• WHAT THE TASK REQUIRES: Your answer should be every line of the records that contains the word "risk", copied as it stands.

-------- EXCERPTED RECORDS

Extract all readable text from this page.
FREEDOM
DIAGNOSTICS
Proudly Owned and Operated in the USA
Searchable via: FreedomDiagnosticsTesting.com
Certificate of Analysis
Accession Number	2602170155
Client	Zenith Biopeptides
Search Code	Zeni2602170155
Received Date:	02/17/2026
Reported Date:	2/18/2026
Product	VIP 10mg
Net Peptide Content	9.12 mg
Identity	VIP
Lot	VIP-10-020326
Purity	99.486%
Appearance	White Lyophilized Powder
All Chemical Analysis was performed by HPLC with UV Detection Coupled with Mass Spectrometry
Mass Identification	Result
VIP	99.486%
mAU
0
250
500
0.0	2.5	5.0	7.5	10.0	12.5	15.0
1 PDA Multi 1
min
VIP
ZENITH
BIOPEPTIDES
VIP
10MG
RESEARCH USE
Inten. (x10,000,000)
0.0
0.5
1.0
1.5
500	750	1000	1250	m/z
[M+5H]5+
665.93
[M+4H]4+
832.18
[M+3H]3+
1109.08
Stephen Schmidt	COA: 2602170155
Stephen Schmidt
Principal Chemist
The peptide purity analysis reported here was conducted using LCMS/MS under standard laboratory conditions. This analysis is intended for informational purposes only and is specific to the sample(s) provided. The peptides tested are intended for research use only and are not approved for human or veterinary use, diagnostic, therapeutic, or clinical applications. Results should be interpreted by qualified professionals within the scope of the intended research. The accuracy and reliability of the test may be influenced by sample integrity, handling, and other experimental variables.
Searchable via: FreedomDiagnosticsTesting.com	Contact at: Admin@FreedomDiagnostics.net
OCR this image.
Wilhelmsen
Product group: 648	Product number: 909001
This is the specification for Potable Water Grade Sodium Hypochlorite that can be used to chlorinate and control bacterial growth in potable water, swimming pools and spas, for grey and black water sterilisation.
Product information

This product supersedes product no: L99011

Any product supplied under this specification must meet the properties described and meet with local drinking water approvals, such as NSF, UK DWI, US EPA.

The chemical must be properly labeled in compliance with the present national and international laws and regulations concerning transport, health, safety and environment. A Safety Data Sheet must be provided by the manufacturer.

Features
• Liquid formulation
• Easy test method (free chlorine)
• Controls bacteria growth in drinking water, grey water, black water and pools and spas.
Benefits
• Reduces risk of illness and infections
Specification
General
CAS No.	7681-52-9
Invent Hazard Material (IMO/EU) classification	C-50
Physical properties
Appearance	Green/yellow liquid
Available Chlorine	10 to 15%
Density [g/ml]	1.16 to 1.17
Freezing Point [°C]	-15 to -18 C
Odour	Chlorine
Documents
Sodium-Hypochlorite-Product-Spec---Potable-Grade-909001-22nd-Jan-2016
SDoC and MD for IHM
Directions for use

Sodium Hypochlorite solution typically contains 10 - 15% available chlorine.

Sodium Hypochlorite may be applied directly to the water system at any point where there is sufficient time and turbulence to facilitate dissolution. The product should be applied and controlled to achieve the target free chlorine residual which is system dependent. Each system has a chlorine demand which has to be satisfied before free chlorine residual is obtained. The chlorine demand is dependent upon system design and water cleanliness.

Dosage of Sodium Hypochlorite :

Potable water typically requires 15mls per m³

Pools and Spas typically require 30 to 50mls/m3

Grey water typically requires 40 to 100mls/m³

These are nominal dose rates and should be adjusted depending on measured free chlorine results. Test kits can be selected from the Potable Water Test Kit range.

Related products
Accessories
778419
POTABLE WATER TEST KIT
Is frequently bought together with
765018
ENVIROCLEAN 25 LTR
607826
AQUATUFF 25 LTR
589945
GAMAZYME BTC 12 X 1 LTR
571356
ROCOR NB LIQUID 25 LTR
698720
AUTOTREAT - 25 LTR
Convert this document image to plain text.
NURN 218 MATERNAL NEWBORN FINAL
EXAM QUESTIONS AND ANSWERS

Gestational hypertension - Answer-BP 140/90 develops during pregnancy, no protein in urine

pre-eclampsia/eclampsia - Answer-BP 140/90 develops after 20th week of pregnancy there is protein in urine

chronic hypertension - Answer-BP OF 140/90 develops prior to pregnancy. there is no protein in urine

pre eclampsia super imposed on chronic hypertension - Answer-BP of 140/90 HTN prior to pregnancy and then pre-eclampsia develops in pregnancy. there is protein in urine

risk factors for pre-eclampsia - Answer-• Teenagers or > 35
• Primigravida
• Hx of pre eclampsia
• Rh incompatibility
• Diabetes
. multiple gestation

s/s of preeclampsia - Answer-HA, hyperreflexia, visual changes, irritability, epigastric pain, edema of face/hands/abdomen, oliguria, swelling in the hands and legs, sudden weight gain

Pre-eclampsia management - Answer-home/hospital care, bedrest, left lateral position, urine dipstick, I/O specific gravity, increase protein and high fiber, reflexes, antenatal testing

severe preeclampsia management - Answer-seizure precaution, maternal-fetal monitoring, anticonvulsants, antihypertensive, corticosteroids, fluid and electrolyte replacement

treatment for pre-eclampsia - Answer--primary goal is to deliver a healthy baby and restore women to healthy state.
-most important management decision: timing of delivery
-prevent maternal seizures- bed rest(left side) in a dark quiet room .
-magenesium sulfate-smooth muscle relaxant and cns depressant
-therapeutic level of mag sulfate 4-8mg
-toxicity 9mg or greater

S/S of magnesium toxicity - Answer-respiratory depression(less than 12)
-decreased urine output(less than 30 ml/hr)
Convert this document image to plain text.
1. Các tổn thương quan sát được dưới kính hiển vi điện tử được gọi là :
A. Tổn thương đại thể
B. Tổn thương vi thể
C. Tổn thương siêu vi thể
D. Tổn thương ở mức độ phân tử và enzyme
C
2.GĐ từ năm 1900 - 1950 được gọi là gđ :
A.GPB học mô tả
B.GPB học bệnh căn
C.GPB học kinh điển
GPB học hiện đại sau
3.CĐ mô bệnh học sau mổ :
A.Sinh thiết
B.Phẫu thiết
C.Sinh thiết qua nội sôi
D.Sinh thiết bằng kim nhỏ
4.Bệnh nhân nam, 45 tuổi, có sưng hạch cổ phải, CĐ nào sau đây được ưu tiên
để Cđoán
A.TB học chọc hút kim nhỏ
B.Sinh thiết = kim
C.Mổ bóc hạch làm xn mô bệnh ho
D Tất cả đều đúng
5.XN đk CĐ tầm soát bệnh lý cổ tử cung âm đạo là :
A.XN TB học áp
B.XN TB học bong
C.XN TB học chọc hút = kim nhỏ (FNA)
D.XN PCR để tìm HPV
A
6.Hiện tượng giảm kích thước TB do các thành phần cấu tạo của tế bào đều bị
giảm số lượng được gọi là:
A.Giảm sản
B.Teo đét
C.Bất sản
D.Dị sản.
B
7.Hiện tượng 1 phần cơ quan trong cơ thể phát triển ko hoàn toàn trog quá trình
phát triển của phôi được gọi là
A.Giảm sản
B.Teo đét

----------------

• WRITTEN SOLUTION:
• Reduces risk of illness and infections
risk factors for pre-eclampsia - Answer-• Teenagers or > 35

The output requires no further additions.